### WRITTEN EXERCISE
Transcribe the records that follow exactly. Skip the pictures.

### DATA ROWS
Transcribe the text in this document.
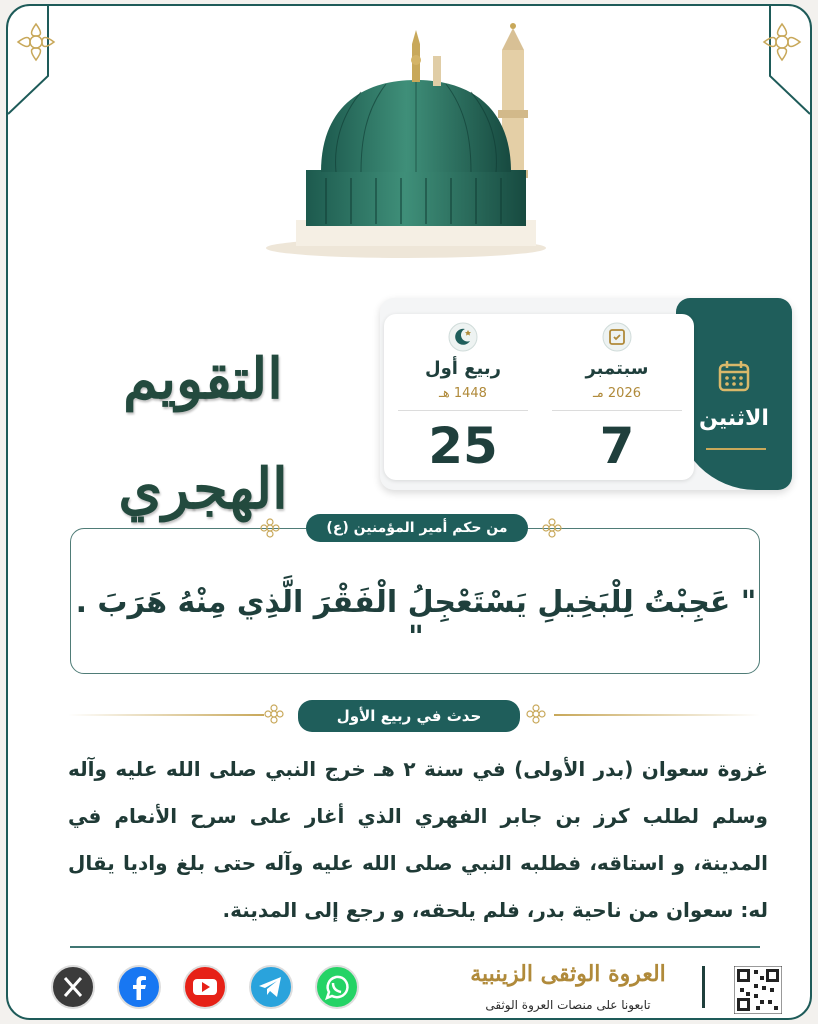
التقويم الهجري
الاثنين
سبتمبر
2026 مـ
7
ربيع أول
1448 هـ
25
" عَجِبْتُ لِلْبَخِيلِ يَسْتَعْجِلُ الْفَقْرَ الَّذِي مِنْهُ هَرَبَ . "
من حكم أمير المؤمنين (ع)
حدث في ربيع الأول
غزوة سعوان (بدر الأولى) في سنة ٢ هـ خرج النبي صلى الله عليه وآله وسلم لطلب كرز بن جابر الفهري الذي أغار على سرح الأنعام في المدينة، و استاقه، فطلبه النبي صلى الله عليه وآله حتى بلغ واديا يقال له: سعوان من ناحية بدر، فلم يلحقه، و رجع إلى المدينة.
العروة الوثقى الزينبية
تابعونا على منصات العروة الوثقى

### RESPONSE TO THE EXERCISE
Transcribe the text in this document.
التقويم الهجري
الاثنين
سبتمبر
2026 مـ
7
ربيع أول
1448 هـ
25
" عَجِبْتُ لِلْبَخِيلِ يَسْتَعْجِلُ الْفَقْرَ الَّذِي مِنْهُ هَرَبَ . "
من حكم أمير المؤمنين (ع)
حدث في ربيع الأول
غزوة سعوان (بدر الأولى) في سنة ٢ هـ خرج النبي صلى الله عليه وآله وسلم لطلب كرز بن جابر الفهري الذي أغار على سرح الأنعام في المدينة، و استاقه، فطلبه النبي صلى الله عليه وآله حتى بلغ واديا يقال له: سعوان من ناحية بدر، فلم يلحقه، و رجع إلى المدينة.
العروة الوثقى الزينبية
تابعونا على منصات العروة الوثقى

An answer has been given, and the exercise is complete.